> **Problem requirements**
Work through the data line by line, gathering every line that has the word "ProElut".

** START Record extracts **

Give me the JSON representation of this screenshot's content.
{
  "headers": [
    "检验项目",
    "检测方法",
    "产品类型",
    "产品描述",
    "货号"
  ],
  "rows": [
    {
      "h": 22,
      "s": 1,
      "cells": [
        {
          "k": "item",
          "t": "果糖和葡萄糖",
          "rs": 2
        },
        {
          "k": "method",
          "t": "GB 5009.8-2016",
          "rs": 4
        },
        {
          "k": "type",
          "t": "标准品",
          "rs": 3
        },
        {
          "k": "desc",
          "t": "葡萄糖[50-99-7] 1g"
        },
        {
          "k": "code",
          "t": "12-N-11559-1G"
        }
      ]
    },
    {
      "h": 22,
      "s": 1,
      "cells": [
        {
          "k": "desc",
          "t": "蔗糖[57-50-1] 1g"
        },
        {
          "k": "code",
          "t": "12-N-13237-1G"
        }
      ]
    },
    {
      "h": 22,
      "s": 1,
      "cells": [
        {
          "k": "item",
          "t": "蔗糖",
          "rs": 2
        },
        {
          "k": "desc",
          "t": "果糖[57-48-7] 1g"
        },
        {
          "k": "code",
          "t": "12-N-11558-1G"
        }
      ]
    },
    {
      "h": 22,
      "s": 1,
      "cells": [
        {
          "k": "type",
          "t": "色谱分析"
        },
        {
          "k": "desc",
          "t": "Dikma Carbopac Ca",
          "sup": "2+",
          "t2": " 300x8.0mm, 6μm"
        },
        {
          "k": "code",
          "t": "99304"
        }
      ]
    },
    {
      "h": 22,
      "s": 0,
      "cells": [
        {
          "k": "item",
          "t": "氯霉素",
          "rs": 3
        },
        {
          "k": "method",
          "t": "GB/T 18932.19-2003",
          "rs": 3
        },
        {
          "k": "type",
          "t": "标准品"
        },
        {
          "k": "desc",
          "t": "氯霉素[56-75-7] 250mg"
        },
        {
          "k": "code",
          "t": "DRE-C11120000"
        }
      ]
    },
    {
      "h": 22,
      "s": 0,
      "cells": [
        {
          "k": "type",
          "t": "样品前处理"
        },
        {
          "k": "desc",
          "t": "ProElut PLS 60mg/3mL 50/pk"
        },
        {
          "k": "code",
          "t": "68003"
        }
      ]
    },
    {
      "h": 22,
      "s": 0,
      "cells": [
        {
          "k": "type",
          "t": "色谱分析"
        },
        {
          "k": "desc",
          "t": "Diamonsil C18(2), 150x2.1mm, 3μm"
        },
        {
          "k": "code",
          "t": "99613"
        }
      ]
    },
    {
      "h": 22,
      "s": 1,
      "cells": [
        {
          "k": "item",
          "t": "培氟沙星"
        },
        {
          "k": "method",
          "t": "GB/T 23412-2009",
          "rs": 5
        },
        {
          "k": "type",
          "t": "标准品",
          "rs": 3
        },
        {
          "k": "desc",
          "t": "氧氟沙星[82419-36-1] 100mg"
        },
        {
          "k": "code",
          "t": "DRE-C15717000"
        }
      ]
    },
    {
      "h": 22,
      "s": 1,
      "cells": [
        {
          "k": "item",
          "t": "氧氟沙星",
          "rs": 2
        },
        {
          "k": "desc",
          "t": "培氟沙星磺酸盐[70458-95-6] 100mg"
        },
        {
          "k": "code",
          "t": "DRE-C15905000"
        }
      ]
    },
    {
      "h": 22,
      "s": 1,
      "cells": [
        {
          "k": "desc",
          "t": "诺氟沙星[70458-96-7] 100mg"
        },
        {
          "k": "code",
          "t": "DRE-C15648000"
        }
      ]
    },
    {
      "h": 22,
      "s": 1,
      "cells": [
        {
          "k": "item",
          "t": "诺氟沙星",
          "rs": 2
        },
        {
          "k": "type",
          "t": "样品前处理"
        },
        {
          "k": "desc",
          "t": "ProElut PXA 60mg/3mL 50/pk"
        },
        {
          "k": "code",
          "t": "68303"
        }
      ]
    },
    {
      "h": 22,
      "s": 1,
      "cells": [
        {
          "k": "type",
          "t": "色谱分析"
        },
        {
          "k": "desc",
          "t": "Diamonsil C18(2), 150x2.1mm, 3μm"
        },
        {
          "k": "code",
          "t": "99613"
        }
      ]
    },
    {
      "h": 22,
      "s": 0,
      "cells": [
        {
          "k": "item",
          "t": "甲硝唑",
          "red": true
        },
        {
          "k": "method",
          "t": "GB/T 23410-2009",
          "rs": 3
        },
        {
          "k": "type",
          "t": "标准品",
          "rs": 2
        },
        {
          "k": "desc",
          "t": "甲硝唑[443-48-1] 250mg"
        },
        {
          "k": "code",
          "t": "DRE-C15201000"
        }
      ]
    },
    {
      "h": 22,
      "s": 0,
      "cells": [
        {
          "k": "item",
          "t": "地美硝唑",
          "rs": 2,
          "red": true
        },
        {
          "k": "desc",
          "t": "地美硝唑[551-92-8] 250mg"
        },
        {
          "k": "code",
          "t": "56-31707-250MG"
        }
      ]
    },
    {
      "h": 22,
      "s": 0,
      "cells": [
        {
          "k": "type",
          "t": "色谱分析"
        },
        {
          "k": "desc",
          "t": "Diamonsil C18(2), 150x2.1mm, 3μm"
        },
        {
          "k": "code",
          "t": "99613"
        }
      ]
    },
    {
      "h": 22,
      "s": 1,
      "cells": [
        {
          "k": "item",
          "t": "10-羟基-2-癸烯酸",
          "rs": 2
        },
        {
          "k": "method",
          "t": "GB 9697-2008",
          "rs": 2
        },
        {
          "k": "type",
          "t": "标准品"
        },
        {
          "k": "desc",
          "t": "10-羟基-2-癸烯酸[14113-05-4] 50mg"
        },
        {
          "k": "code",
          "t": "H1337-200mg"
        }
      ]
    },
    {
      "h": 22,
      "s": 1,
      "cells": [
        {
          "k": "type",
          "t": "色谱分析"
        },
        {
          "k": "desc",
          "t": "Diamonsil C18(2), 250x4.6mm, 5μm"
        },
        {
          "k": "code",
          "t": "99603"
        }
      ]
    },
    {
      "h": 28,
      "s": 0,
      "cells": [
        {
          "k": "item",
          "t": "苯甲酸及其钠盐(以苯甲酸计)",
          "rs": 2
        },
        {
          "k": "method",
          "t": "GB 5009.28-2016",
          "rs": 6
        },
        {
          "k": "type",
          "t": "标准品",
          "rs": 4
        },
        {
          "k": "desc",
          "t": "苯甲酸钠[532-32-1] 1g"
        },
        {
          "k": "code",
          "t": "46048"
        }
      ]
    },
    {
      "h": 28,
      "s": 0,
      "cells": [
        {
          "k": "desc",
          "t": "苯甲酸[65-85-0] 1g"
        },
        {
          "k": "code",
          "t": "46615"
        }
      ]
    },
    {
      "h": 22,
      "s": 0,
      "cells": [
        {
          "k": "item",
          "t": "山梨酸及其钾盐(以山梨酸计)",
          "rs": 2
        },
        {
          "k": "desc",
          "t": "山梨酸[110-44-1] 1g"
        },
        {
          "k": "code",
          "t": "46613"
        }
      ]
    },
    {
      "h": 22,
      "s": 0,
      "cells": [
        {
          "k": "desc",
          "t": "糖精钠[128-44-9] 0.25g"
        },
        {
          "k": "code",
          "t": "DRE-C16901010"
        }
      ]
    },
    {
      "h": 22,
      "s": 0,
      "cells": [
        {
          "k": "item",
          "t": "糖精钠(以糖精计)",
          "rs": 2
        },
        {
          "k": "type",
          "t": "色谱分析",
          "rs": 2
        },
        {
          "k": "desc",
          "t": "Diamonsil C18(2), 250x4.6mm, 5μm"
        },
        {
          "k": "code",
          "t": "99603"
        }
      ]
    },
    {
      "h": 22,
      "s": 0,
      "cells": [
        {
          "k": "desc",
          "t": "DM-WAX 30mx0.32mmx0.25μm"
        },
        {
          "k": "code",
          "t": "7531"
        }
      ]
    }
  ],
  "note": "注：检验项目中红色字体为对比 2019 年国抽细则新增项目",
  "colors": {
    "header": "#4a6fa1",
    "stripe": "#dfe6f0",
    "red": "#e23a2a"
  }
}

** END Record extracts **

> **Output of the task**
          "t": "ProElut PLS 60mg/3mL 50/pk"
          "t": "ProElut PXA 60mg/3mL 50/pk"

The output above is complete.